* START *

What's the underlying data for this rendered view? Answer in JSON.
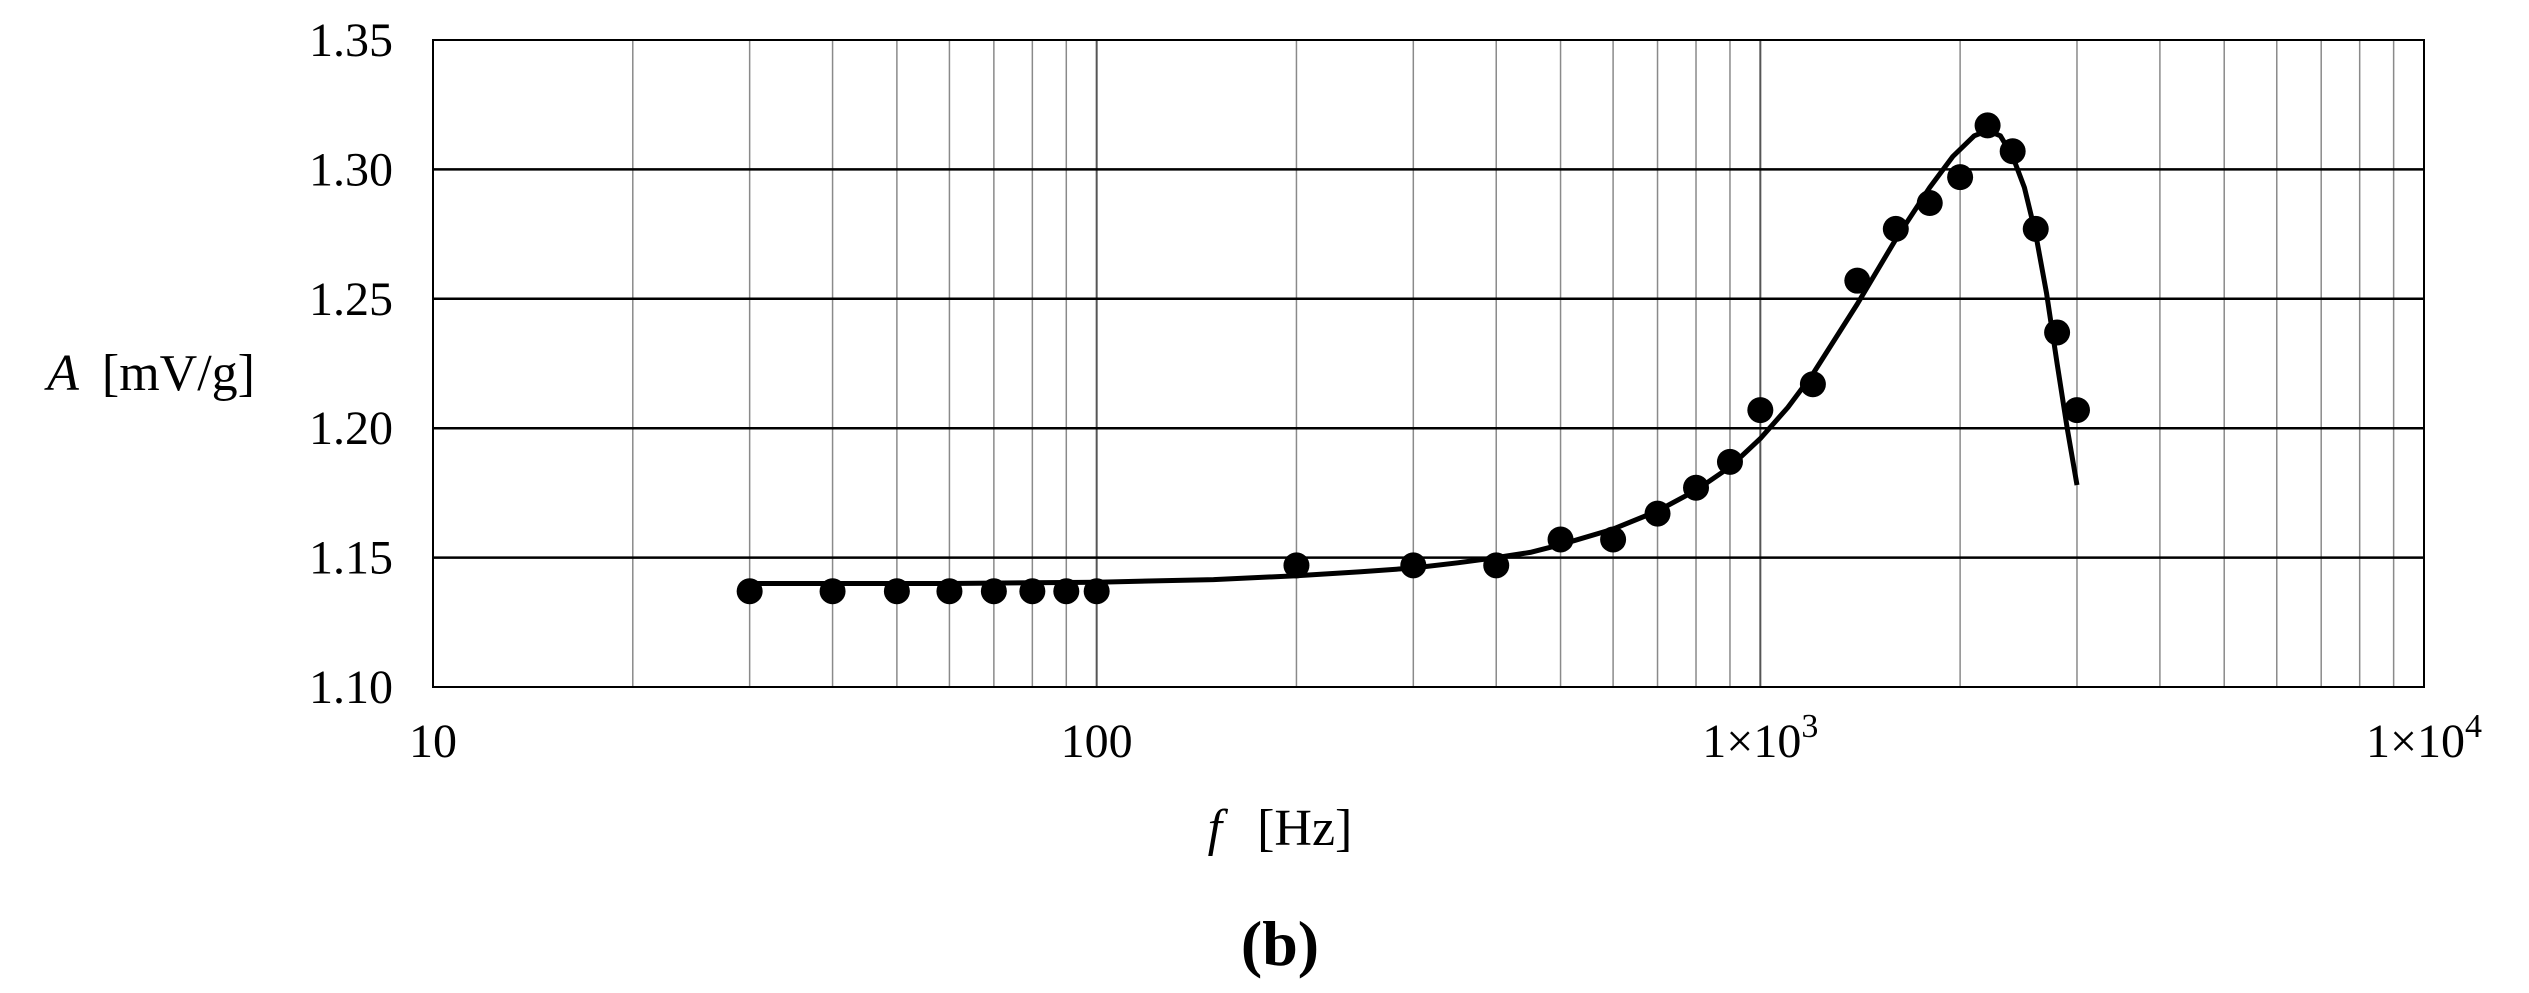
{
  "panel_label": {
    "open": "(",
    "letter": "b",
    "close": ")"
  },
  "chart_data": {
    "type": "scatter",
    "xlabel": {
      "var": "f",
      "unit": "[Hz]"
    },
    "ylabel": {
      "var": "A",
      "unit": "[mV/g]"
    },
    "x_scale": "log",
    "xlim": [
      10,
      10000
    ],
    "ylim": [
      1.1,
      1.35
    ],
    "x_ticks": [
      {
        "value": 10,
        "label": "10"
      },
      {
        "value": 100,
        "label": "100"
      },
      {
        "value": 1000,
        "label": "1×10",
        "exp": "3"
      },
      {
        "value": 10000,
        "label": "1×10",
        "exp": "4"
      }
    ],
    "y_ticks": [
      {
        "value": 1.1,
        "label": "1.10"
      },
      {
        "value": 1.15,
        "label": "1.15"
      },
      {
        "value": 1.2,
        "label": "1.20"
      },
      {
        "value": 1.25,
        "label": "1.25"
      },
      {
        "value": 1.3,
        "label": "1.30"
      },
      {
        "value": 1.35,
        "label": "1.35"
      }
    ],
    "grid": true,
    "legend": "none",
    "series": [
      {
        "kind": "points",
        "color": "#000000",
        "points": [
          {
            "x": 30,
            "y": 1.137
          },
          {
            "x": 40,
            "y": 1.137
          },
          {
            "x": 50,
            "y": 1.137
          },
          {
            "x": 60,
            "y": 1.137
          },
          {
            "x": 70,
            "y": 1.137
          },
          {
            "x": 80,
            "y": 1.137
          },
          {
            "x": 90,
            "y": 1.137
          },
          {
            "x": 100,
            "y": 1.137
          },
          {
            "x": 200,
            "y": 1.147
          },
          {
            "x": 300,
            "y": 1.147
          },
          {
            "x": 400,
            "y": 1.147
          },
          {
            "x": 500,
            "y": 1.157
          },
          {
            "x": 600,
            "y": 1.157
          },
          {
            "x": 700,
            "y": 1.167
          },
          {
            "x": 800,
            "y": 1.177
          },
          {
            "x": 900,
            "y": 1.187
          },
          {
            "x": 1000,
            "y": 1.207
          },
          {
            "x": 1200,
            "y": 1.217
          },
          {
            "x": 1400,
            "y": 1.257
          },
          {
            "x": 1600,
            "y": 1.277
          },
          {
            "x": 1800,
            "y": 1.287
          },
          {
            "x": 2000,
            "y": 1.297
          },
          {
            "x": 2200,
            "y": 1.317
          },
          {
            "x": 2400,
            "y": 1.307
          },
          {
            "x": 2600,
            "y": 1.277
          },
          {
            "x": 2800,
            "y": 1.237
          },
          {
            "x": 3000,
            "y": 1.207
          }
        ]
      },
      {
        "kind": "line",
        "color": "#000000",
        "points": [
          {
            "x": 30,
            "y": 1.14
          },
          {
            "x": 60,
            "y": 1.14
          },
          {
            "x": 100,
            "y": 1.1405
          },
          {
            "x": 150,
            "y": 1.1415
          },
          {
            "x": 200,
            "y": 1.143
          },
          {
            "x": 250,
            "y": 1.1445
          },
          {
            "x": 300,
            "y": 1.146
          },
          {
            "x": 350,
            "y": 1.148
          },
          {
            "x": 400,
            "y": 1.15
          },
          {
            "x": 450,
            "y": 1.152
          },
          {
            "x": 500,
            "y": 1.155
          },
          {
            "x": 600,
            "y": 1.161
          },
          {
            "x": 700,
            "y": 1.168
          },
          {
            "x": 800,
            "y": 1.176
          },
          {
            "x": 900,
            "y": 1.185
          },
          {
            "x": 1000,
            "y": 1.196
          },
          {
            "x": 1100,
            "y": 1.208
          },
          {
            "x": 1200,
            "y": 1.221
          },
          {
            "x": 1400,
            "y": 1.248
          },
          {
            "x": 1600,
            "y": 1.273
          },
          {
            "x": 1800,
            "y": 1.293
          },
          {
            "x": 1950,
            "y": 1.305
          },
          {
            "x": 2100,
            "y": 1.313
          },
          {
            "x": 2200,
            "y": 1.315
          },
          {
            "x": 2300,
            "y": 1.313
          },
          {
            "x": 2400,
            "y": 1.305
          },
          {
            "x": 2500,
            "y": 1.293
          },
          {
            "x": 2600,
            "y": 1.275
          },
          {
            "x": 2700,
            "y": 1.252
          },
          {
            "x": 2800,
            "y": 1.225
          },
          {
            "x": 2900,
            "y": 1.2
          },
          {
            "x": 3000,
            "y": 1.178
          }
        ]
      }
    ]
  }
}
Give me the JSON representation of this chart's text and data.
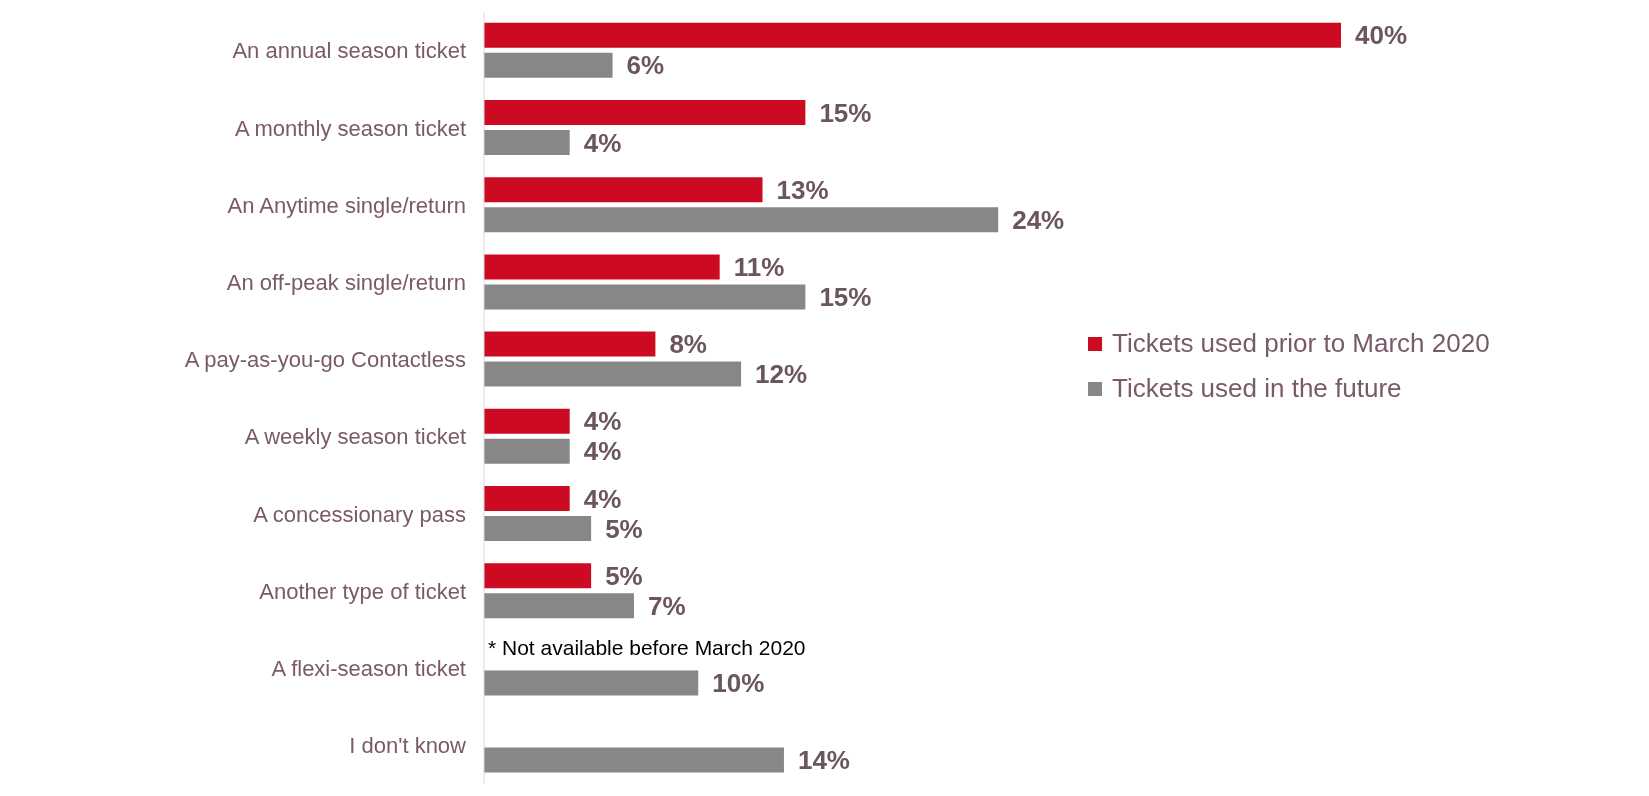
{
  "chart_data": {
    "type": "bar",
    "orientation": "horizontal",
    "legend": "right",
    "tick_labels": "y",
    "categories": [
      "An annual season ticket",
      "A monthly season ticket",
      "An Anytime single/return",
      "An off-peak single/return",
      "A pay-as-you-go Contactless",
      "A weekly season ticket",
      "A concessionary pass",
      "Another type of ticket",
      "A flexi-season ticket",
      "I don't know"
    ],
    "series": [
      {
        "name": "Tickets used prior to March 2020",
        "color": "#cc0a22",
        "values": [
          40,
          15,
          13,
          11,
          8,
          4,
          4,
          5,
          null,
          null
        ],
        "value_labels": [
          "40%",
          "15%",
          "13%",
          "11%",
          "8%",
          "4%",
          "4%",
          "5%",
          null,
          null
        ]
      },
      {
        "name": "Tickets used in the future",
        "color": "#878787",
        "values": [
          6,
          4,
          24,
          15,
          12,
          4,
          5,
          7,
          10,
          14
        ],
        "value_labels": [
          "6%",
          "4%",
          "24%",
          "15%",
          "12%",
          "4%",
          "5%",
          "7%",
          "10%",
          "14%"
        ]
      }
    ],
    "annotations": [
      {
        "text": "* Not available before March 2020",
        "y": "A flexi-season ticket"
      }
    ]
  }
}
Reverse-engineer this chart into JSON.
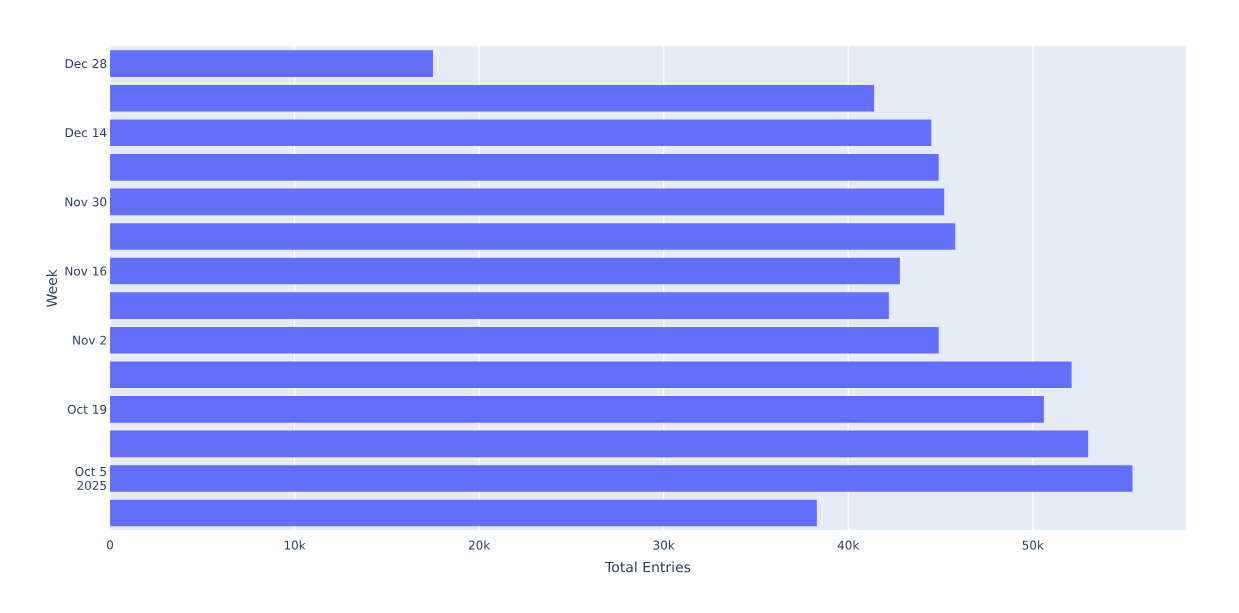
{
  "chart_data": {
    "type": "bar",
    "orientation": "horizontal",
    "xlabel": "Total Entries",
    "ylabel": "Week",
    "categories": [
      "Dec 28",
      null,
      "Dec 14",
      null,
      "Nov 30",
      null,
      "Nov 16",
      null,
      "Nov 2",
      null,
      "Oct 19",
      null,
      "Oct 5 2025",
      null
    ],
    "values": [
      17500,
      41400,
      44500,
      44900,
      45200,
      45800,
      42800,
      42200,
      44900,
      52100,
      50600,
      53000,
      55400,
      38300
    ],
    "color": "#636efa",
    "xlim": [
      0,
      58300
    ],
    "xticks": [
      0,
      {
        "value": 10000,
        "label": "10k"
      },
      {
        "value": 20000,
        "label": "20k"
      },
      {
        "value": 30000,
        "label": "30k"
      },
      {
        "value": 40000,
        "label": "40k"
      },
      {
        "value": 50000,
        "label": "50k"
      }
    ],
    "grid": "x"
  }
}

* END *

Leave out every picture and copy verbatim the lines running from the line containing "Reverse-engineer this chart into JSON." through the final line of the data.

Reverse-engineer this chart into JSON.
{
  "chart_data": {
    "type": "bar",
    "orientation": "horizontal",
    "xlabel": "Total Entries",
    "ylabel": "Week",
    "categories": [
      "Dec 28",
      null,
      "Dec 14",
      null,
      "Nov 30",
      null,
      "Nov 16",
      null,
      "Nov 2",
      null,
      "Oct 19",
      null,
      "Oct 5 2025",
      null
    ],
    "values": [
      17500,
      41400,
      44500,
      44900,
      45200,
      45800,
      42800,
      42200,
      44900,
      52100,
      50600,
      53000,
      55400,
      38300
    ],
    "color": "#636efa",
    "xlim": [
      0,
      58300
    ],
    "xticks": [
      0,
      {
        "value": 10000,
        "label": "10k"
      },
      {
        "value": 20000,
        "label": "20k"
      },
      {
        "value": 30000,
        "label": "30k"
      },
      {
        "value": 40000,
        "label": "40k"
      },
      {
        "value": 50000,
        "label": "50k"
      }
    ],
    "grid": "x"
  }
}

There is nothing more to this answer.